Problem description:
Please report every line from the material that contains the word "流通能力".

[A block of data]
■ ■ ■ ■

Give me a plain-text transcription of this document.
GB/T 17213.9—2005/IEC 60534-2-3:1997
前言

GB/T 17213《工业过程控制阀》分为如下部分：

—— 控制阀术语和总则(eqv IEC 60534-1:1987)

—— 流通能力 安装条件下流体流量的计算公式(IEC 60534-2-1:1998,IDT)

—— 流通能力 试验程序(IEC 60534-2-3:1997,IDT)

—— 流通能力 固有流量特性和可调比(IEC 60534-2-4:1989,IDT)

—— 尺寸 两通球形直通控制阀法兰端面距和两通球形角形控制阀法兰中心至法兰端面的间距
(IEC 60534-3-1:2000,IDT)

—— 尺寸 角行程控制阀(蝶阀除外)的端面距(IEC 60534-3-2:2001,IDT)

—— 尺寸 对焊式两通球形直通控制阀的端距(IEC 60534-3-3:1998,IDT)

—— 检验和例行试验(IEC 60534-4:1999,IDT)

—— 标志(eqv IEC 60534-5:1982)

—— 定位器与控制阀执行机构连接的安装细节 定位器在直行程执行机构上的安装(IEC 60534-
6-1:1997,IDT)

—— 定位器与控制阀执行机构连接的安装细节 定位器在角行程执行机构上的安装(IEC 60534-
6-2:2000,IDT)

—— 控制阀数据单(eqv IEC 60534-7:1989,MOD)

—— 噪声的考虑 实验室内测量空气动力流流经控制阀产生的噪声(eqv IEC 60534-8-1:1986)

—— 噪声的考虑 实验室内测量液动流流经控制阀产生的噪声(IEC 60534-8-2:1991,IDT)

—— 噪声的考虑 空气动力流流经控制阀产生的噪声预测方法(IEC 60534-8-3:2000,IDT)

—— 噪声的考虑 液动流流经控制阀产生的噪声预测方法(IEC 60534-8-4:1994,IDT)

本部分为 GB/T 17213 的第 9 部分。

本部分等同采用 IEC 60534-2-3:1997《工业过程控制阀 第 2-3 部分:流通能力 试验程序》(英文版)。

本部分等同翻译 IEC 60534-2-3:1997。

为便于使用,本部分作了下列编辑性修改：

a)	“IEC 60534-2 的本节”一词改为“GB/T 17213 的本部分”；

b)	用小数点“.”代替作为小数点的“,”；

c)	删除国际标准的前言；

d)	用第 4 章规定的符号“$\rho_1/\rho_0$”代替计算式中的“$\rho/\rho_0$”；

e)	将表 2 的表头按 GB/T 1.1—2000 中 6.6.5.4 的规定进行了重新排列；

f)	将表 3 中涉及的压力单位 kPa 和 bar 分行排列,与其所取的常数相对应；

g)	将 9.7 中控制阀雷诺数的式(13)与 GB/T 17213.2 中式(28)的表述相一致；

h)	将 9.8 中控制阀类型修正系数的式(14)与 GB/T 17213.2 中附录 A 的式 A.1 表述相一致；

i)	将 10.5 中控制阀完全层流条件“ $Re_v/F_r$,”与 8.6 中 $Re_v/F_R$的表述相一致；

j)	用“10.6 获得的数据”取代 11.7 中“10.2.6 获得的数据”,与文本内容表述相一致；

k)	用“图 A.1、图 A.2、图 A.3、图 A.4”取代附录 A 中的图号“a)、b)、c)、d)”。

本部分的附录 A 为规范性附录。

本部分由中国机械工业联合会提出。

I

■ ■ ■ ■

Expected answer:
—— 流通能力 安装条件下流体流量的计算公式(IEC 60534-2-1:1998,IDT)
—— 流通能力 试验程序(IEC 60534-2-3:1997,IDT)
—— 流通能力 固有流量特性和可调比(IEC 60534-2-4:1989,IDT)
本部分等同采用 IEC 60534-2-3:1997《工业过程控制阀 第 2-3 部分:流通能力 试验程序》(英文版)。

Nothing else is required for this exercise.